[start]

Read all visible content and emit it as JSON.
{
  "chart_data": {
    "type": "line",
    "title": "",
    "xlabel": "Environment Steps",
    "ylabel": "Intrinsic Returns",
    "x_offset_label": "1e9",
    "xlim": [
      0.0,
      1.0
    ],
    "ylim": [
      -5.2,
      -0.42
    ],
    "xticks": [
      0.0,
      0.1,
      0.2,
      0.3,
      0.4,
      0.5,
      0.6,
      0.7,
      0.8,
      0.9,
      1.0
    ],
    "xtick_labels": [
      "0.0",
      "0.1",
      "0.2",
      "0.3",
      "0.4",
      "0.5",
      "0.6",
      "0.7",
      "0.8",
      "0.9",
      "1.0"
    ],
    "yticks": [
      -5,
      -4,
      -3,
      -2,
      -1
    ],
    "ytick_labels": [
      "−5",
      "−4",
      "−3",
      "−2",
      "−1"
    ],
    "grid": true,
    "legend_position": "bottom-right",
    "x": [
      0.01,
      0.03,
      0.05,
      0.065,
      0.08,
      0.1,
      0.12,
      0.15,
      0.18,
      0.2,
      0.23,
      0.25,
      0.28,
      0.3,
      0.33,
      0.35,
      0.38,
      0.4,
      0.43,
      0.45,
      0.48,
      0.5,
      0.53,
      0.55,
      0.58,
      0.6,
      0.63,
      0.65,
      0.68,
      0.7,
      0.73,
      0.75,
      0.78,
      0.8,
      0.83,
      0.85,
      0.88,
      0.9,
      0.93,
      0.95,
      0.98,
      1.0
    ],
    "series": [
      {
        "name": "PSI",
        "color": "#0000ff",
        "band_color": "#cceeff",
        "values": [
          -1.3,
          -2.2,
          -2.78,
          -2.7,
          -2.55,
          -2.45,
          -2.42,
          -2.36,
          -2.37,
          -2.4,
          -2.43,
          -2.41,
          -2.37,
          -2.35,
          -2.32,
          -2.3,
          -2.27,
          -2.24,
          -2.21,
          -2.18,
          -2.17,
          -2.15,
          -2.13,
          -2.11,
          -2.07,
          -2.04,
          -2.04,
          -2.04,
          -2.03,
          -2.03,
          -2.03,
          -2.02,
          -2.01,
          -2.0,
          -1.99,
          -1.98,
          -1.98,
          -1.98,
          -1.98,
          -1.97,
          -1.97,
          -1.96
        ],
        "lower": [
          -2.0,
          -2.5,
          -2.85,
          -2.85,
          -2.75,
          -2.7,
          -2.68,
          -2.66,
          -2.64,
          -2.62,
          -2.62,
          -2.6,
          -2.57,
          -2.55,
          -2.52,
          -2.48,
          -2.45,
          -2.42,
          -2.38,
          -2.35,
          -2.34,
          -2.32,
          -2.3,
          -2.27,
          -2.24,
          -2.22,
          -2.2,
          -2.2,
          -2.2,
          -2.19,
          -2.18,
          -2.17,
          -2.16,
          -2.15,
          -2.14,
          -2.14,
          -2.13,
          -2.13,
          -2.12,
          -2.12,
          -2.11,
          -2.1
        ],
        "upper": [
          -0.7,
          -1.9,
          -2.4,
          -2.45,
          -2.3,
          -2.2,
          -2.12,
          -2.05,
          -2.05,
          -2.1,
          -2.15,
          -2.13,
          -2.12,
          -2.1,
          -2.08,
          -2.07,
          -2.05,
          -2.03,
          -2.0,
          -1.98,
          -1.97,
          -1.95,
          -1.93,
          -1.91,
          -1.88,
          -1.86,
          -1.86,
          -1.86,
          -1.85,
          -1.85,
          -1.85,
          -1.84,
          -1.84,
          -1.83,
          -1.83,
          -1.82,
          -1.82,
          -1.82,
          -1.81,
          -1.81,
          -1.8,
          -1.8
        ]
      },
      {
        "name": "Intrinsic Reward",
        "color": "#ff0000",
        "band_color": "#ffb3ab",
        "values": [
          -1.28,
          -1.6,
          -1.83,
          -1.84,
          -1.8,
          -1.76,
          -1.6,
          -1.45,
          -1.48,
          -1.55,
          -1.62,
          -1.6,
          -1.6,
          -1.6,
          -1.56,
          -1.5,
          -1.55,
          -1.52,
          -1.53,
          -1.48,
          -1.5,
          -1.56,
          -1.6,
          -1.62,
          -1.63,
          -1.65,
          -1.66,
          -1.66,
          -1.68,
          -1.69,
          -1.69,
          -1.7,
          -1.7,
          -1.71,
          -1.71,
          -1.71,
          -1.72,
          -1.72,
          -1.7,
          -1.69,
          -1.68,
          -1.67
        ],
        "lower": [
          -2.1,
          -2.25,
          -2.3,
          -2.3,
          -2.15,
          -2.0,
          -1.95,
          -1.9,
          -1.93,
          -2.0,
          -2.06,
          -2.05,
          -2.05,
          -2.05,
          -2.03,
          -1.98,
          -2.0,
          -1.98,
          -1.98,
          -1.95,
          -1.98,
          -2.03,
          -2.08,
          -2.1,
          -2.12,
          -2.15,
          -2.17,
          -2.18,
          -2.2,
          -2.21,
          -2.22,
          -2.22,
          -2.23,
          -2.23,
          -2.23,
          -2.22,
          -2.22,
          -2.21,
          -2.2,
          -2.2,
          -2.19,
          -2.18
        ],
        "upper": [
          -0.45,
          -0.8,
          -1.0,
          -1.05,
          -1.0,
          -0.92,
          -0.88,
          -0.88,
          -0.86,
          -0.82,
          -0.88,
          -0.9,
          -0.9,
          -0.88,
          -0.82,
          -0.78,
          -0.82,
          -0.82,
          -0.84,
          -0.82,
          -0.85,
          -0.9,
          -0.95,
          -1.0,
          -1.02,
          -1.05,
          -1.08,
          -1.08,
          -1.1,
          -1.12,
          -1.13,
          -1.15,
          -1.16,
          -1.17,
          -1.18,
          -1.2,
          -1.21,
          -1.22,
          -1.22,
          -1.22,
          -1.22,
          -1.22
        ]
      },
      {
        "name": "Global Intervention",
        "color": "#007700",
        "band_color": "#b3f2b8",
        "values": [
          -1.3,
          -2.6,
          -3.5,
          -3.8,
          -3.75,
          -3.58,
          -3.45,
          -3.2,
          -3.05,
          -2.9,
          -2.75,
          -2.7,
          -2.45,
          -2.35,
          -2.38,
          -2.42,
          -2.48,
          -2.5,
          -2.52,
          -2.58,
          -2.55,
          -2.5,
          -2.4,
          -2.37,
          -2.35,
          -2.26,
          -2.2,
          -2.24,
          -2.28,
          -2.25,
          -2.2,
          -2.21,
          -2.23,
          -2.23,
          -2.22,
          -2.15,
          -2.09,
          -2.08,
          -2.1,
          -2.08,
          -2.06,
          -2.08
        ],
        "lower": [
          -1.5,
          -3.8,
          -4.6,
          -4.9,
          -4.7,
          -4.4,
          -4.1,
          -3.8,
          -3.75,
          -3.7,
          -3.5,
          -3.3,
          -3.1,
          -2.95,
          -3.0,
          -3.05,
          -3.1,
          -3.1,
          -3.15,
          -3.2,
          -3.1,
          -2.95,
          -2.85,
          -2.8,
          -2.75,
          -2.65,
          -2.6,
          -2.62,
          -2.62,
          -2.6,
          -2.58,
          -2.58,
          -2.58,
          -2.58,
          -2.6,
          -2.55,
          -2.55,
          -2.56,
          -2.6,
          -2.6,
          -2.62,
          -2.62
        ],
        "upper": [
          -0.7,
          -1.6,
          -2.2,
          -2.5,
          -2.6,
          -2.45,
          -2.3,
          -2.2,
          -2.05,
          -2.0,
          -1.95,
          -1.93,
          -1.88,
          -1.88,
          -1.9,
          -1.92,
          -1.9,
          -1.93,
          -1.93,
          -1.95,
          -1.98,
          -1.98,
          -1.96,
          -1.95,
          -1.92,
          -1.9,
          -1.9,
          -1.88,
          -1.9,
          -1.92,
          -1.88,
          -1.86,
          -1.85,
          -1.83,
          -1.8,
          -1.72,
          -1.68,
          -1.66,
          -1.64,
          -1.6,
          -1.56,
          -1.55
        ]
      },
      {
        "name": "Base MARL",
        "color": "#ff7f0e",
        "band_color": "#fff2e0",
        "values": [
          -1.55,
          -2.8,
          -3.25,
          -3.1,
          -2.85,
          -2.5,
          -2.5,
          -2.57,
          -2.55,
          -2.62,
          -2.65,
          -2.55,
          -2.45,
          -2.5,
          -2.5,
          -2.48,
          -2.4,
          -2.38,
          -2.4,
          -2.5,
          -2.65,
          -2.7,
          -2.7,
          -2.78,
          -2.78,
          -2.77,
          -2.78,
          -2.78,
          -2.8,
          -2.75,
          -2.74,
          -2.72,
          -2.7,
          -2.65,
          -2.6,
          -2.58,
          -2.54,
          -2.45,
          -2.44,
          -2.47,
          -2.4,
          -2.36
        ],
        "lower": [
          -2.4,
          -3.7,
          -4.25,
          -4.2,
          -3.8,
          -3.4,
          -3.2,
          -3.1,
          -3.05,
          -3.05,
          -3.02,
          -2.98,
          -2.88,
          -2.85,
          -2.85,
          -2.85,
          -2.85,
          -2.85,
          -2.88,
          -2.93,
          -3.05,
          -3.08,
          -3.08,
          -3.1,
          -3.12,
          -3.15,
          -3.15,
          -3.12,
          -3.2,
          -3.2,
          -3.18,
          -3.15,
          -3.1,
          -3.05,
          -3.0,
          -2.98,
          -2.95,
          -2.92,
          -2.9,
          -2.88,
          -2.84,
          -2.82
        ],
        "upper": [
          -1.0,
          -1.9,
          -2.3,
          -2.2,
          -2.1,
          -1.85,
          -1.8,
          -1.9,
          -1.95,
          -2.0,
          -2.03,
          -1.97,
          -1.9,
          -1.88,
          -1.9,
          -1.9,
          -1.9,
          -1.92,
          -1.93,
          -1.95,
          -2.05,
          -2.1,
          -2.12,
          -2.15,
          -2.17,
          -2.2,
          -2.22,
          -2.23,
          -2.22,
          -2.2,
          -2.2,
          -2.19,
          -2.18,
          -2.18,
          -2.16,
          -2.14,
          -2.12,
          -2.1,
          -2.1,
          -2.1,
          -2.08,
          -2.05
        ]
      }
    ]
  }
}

[end]

State how many lines include the string "name". Give no other information.

● SOLUTION
4